- [INSTRUCTION]: From the entries below, extract every line that includes the word "this".

- [Collection entries]:
========================================
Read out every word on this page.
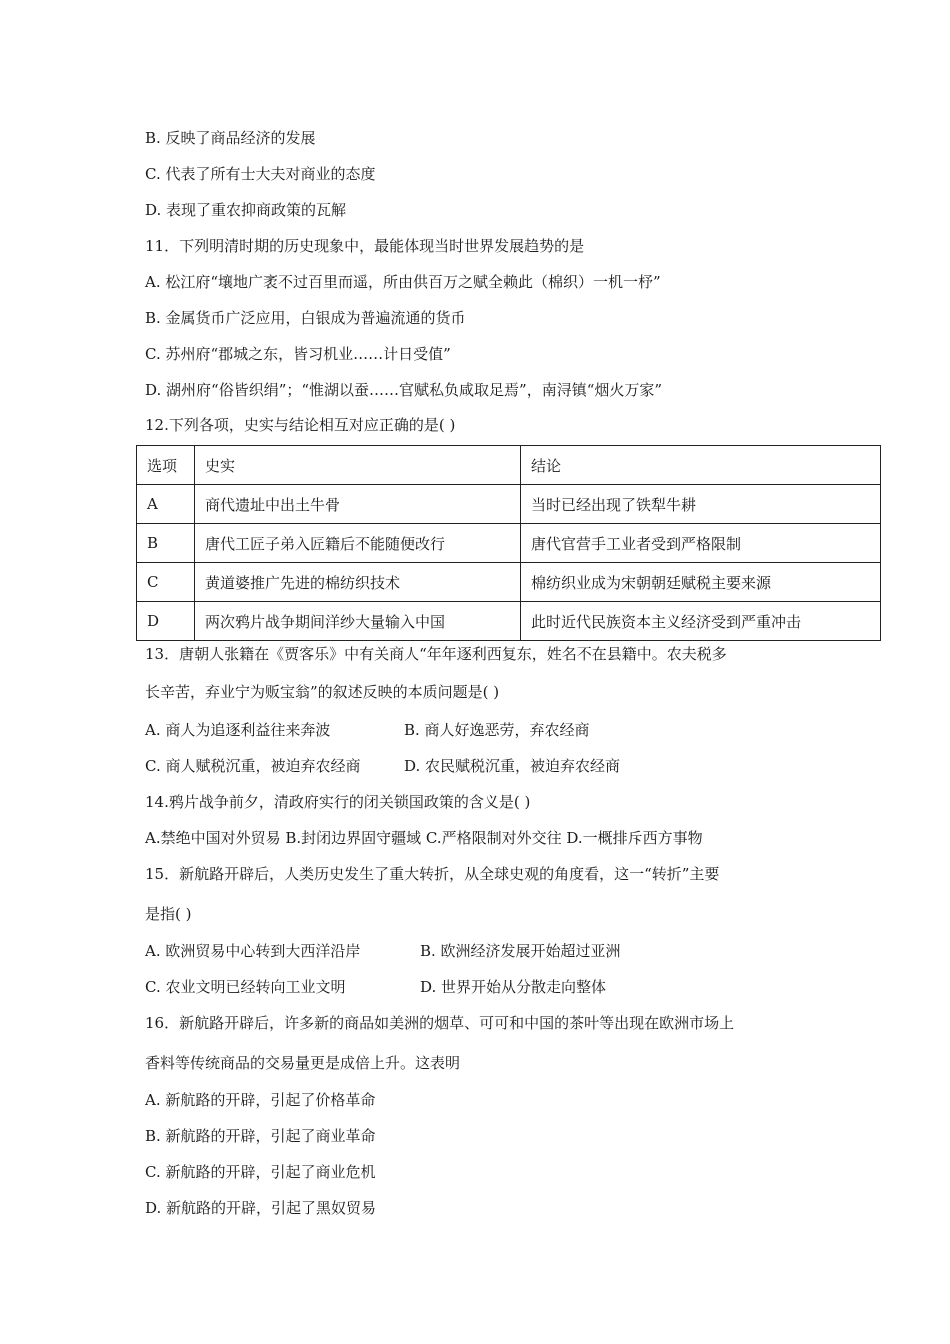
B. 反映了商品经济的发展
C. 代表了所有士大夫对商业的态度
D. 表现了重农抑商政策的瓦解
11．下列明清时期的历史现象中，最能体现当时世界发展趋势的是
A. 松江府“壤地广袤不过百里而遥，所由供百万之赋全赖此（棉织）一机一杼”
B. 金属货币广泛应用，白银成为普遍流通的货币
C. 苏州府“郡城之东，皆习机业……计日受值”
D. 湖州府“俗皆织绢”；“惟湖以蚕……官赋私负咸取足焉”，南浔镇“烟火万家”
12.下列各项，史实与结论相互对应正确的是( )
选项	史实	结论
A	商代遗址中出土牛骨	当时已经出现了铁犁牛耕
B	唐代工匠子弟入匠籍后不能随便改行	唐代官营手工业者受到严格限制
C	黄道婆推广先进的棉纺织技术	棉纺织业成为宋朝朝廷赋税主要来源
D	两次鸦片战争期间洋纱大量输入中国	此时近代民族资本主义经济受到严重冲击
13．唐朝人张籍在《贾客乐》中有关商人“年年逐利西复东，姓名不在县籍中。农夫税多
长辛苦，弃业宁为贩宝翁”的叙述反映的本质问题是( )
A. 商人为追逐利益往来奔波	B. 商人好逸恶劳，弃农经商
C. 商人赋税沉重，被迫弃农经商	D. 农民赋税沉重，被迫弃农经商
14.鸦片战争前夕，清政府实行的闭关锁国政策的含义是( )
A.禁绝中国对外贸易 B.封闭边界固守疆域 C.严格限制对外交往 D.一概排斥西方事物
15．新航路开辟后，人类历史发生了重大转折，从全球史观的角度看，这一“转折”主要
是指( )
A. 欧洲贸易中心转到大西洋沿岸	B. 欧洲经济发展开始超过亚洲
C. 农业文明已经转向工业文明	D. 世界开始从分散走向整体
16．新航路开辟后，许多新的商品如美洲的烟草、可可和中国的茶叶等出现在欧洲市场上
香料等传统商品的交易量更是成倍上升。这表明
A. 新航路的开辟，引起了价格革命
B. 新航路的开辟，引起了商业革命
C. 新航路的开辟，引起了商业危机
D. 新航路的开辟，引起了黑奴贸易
========================================
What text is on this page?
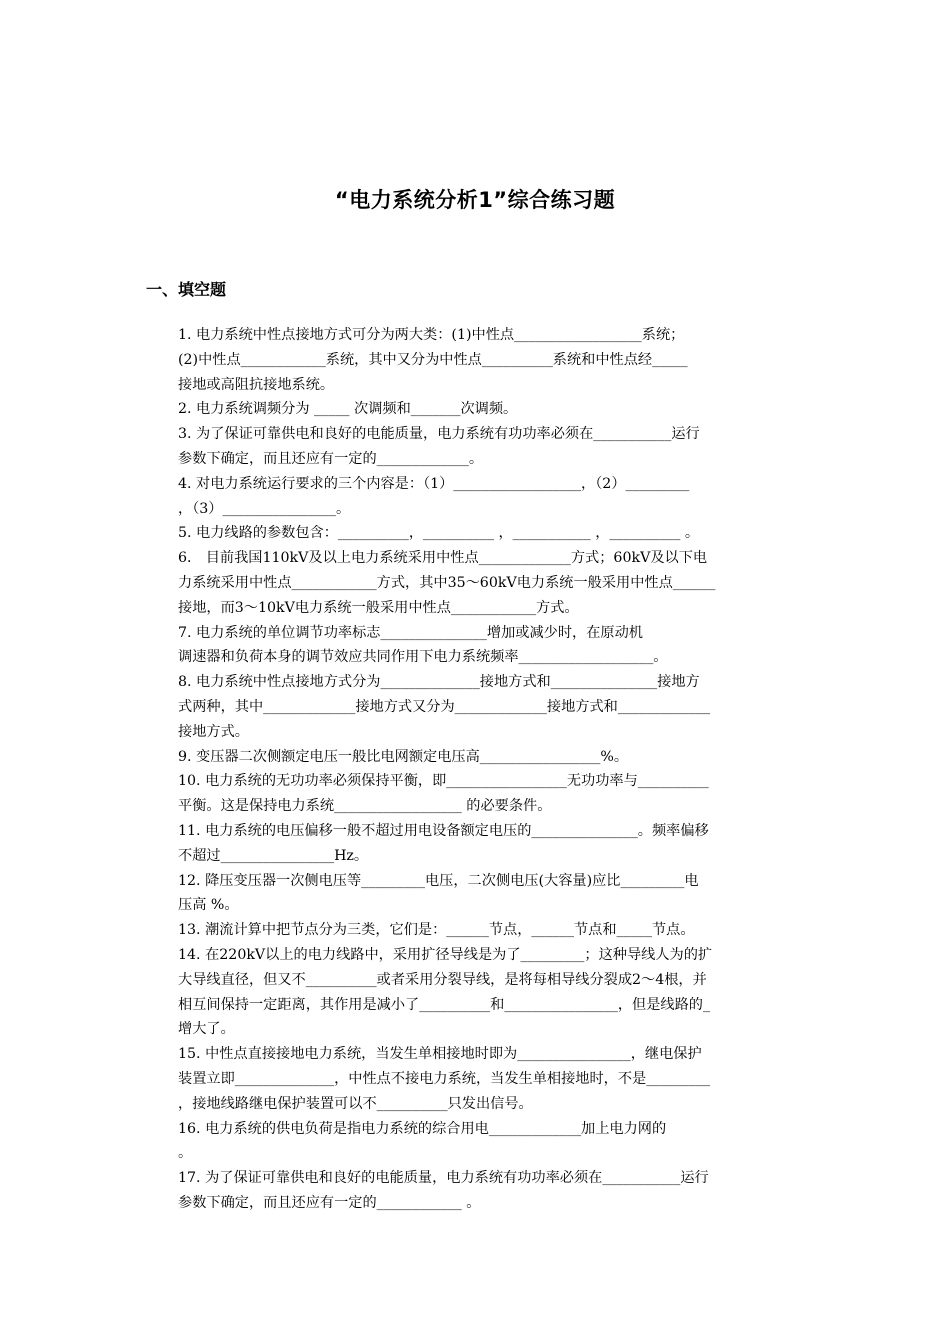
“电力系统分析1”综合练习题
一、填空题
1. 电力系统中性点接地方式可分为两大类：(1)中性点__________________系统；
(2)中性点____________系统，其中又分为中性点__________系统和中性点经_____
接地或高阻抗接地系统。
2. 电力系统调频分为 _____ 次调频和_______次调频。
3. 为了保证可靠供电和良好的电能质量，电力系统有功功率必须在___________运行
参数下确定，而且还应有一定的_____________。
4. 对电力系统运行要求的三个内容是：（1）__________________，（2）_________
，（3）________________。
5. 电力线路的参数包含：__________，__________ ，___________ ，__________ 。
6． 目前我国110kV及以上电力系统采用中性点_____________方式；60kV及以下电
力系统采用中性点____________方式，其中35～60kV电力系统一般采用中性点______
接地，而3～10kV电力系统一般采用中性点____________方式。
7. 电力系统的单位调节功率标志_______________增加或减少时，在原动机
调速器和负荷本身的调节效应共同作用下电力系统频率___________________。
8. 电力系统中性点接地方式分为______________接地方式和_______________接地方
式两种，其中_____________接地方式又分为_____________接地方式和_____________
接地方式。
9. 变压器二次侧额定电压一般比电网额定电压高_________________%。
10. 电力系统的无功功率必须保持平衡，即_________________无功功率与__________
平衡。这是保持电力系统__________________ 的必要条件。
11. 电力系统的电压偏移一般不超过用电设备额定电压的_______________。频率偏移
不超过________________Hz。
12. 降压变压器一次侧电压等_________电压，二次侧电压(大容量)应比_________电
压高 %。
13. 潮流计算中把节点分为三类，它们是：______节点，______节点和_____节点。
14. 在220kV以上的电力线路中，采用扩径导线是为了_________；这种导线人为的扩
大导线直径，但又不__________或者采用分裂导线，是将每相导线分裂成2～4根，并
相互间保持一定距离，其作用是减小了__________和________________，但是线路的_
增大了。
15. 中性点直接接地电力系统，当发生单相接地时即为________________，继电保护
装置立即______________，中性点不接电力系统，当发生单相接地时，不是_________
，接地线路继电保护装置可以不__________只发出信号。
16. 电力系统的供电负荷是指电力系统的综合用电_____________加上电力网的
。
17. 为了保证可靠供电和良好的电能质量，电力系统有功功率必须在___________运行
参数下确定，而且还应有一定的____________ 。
========================================
- [PROBLEM SOLUTION]:
Read out every word on this page.
What text is on this page?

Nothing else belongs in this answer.